TEXT BLOCK:
%%

JamieG wrote: The TriCools that come with the P182 are run off a 4-pin molex connector (red and black wires leading to the molex only to the 12v positions) with no 3-pin connector. The yellow rpm fan wire goes to the 3 position switch, along with additional power connectors.

[snip]

I don't think this would be worth the effort and it may not be all that effective anyway. (Not meaning to attack you or anything Catkin...)
Hello Jamie :smile:

No attack felt; it's nice to pool knowledge and understanding [brings up heavy field artillery :twisted: ].

I've just checked the fans that came with my P182 and confirm what you wrote (except I was not able to test the yellow as an RPM signal).

Edit: I now recall the "adapter wiring" came not with the P182 but with three Zalman FanMates. Sorry. :oops:
==== BEGIN DELETION ====
but there's more; Antec also supply adapter wiring with four connectors:
  • There are two back-to-back 4 pin Molex connectors, male and female with all 4 wires connected through. These allow tapping into the power supply without reducing the number of female 4 pin Molexes available.
  • Red and black wires are taken from one of the Molexes to a 3 pin male fan type connector, similar to the fan headers on motherboards.
  • A yellow wire is taken from the 3 pin male fan type connector to a three pin female fan type connector, similar to the ones fitted to fan wires.
Here's what Antec say about these adapters in the TriCool fan installation note (the P182 User's Manual is similar).
This fan has a three-speed switch that lets you choose between quiet, performance, or maximum cooling.

%%

RAW DATA:
%%

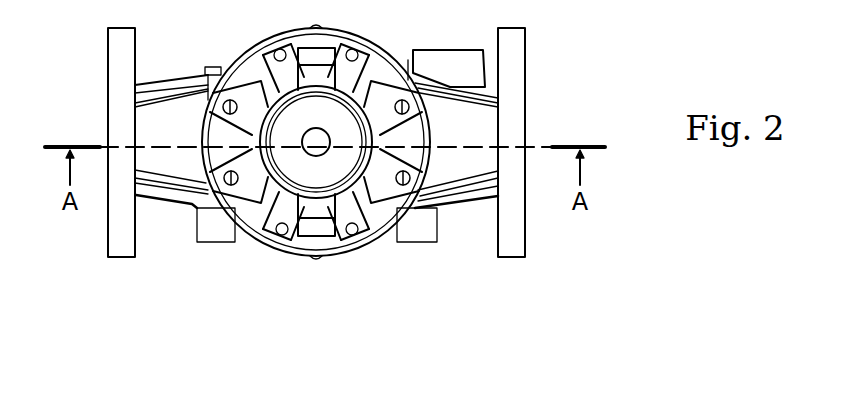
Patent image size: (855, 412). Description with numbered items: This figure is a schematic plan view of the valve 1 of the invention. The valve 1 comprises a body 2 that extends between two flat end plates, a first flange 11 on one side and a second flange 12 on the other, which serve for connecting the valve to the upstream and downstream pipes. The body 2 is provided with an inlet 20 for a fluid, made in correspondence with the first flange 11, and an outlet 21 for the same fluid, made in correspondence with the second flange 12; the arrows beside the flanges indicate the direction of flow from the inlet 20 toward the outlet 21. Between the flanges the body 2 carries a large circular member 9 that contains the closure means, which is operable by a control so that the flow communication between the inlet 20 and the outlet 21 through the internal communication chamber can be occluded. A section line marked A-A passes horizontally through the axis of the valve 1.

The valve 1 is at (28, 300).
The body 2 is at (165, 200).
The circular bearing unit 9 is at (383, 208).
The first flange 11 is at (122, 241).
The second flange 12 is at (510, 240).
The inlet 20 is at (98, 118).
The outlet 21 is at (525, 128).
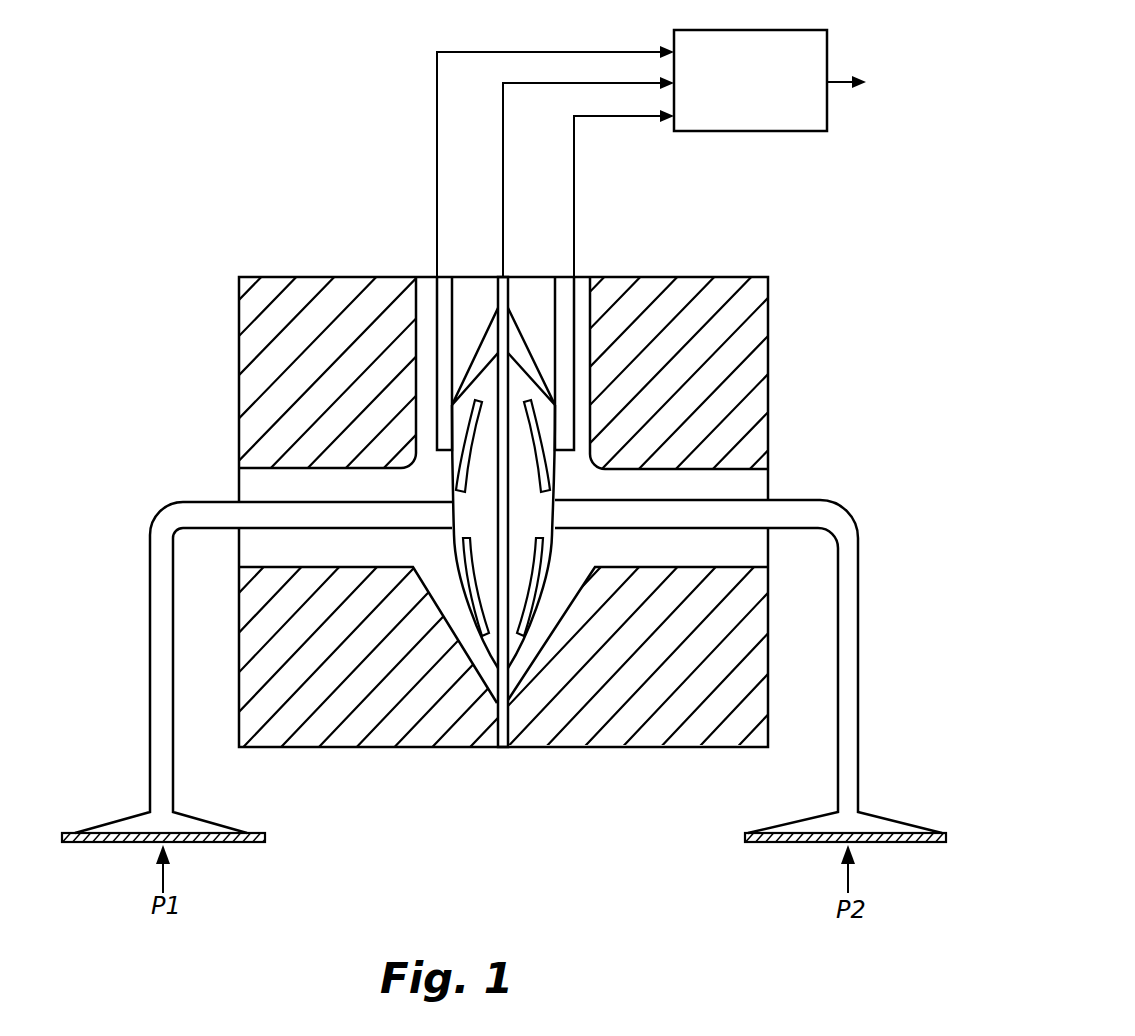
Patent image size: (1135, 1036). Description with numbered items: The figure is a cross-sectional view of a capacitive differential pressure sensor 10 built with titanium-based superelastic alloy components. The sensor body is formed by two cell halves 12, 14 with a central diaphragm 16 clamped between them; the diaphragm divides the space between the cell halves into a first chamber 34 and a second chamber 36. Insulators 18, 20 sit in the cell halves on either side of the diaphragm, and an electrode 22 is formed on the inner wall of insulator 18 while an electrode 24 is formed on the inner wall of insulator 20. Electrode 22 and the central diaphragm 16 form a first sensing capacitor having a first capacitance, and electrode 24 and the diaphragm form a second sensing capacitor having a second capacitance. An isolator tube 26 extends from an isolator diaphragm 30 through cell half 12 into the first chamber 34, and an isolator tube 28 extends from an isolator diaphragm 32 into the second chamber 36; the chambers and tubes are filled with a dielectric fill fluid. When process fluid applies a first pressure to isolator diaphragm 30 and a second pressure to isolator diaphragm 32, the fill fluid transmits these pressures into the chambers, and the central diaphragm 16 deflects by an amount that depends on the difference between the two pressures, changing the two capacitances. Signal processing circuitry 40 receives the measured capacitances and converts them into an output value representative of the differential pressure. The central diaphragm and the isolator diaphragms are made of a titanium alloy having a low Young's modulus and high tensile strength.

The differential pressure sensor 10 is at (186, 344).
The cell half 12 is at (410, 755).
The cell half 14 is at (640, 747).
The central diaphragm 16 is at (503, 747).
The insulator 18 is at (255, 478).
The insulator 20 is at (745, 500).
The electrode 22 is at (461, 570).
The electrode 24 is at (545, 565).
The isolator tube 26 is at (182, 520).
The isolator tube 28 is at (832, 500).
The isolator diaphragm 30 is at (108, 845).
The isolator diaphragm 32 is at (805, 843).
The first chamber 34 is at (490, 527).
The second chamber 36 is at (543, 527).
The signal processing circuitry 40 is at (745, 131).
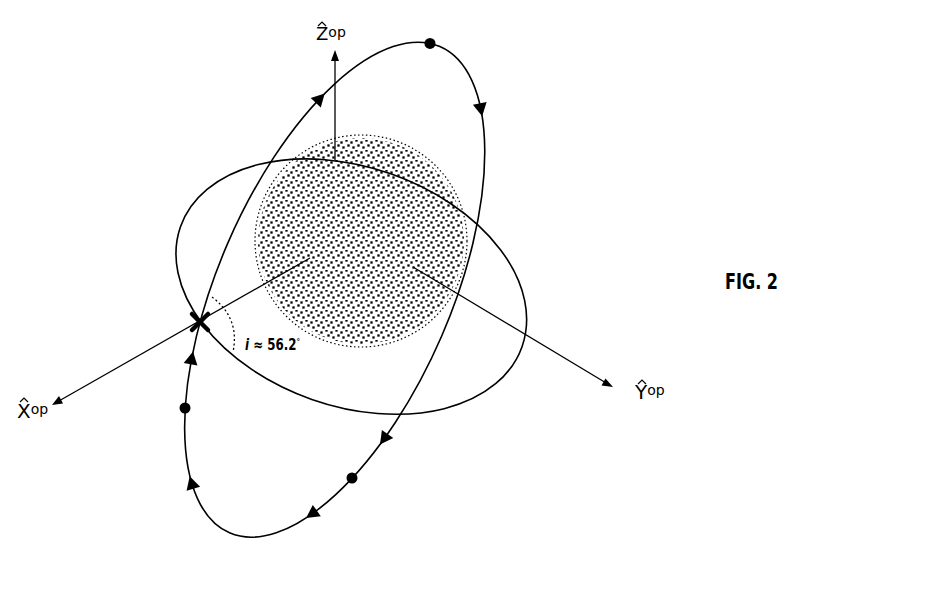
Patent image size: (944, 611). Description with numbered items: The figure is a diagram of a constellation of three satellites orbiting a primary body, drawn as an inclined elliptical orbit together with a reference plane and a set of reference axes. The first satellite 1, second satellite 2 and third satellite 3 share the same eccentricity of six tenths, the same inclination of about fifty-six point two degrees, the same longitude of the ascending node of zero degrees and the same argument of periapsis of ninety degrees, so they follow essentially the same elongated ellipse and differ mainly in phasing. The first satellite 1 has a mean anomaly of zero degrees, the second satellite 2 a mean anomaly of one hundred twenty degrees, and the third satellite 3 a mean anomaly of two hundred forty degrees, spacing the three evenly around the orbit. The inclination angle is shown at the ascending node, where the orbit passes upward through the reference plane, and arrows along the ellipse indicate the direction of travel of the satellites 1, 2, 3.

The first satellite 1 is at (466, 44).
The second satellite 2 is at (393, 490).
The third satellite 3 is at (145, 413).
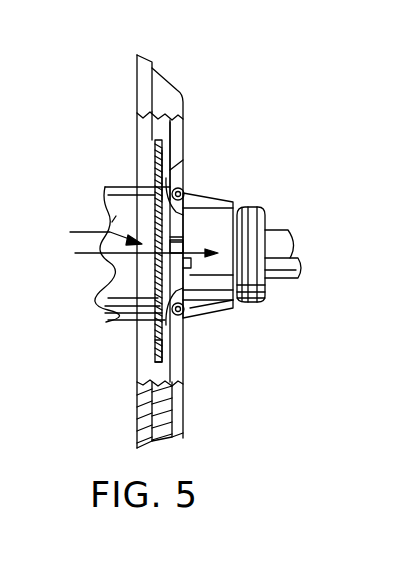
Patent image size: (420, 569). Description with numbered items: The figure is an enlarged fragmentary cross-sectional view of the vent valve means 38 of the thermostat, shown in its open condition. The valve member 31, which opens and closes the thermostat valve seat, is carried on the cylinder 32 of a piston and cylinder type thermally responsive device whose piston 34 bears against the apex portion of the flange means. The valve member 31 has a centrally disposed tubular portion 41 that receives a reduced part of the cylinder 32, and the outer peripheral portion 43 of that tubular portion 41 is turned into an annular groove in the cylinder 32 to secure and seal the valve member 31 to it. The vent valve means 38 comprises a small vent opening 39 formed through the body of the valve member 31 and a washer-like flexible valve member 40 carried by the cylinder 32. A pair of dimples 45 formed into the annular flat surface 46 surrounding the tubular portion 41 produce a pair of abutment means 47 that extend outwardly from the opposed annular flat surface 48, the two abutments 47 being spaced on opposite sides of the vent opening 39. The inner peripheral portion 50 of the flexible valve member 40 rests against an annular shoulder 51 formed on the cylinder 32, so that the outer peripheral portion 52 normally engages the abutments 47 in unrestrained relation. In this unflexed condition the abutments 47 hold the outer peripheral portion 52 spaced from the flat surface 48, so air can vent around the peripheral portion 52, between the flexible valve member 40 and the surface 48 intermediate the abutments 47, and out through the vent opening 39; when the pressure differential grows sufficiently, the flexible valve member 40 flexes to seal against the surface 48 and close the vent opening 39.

%%

STATED EXERCISE 1: Summarize the forum post on TriCool fan wiring in two sentences.
STATED EXERCISE 2:
Answer from the forum post on TriCool fan wiring:
(a) What type of connector do the TriCool fans run off, according to JamieG?
(b) Which wire could the replier not test as an RPM signal?
(c) What three choices does the fan's three-speed switch offer?
STATED EXERCISE 3: Proceed with the forum post on TriCool fan wiring from its last sentence onward.
The listing isn't needed here.

EXPECTED OUTPUT 1: JamieG explains that the TriCool fans supplied with the P182 draw power from a 4-pin Molex connector with no 3-pin connector, while the yellow RPM wire runs to a three-position switch. The reply confirms this after checking the poster's own fans, though the yellow wire could not be tested as an RPM signal, and an edit notes that the adapter wiring came with three Zalman FanMates rather than with the P182.

EXPECTED OUTPUT 2:
(a) A 4-pin Molex connector.
(b) The yellow wire.
(c) Quiet, performance, or maximum cooling.

EXPECTED OUTPUT 3:
1. 1. The TriCool Series Fan comes equipped with a 3-pin power connector. It also includes a 4-pin power connector adapter (installed) with power pass-through feature. To connect to a motherboard header, remove the adapter and use the 3-pin connector. To connect to your power supply, leave the adapter attached and plug the 4-pin connector into an available connector. You may plug another device into the other side of the adapter connector and power it, so you don't lose a power plug with the Pro Series Fan.
2. 2. The TriCool Series Fan supports fan speed monitoring through the 3-pin connector. If you choose to connect the Pro Series Fan to your power supply but your motherboard supports fan speed monitoring, you may connect the signal wire adapter (3-pin connector with only one wire) to your motherboard header. The fan speed signal wire does not need to be connected for the Pro Series Fan to function properly.

Note: The minimum voltage to start the fan is 5V. We recommend our users to set the fan speed to High if you choose to connect the fan to a fan control device or to the Fan-Only connector found on some of Antec’s power supplies. A fan-controlled-device regulates the fan speed by varying the voltage to it. The voltage may start as low as 4.5 V to 5V. Connecting a TriCool set on Medium or Low to a fan-control device may result in the fan not being able to start. The already lowered voltage from the fan control device will be further reduced by the TriCool circuitry below 5V.
I tried the only possible connection to the motherboard (the 3 pin female with only the yellow wire connected), to a controlled header that was running a fan at ~500 RPM. The TriCool continued at full speed. ??? [Edit: of course it did; the only thing connected to the motherboard was the yellow wire and that was not connected to anything else! Duh! :oops:.]
==== END DELETION ====

JamieG wrote:From memory, the 'low' setting gives the fan 5v anyway, so the TriCool won't get that much quieter even if you bypass the 3-speed selector somehow (presumably with a bit of re-wiring?).
That's right -- the low speed gives 5 V as it must to ensure starting the fan. Antec list the speed at 5 V as 1,200 RPM. Software can be cleverer than the 3-position switch, starting the fan at the minimum start voltage then continuing to run it at a lower voltage. In this way it should (subject to testing!) be possible to run a TriCool at ~500 RPM; this would be significantly quieter than 1,200 RPM.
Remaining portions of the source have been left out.